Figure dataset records
-------

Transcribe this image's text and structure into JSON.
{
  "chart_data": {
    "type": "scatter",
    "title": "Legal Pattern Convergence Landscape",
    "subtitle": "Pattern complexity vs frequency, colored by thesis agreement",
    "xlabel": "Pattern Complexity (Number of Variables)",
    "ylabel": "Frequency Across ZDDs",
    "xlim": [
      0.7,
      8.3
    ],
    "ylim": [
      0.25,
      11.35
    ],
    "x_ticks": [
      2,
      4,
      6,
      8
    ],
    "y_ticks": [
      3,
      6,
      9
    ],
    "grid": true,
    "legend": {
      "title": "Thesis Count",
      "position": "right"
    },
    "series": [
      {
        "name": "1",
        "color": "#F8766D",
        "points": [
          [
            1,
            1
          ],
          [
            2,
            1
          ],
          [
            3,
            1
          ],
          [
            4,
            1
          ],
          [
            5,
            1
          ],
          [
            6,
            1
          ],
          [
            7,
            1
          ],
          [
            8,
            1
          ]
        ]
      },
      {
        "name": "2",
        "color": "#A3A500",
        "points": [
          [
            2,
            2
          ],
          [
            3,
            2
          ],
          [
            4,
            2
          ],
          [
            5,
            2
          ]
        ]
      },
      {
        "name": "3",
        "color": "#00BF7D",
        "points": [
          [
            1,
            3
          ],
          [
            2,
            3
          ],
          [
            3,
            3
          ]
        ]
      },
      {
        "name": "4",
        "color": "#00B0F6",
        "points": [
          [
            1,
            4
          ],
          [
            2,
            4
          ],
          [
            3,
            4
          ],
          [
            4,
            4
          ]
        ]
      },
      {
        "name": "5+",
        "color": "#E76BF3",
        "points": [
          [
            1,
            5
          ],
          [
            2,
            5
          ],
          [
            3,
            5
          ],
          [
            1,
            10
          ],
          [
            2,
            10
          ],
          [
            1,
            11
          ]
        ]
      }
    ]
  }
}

-------

## PROBLEM
Report all lines of the data that include the word "Pattern".

## WORKED SOLUTION
    "title": "Legal Pattern Convergence Landscape",
    "subtitle": "Pattern complexity vs frequency, colored by thesis agreement",
    "xlabel": "Pattern Complexity (Number of Variables)",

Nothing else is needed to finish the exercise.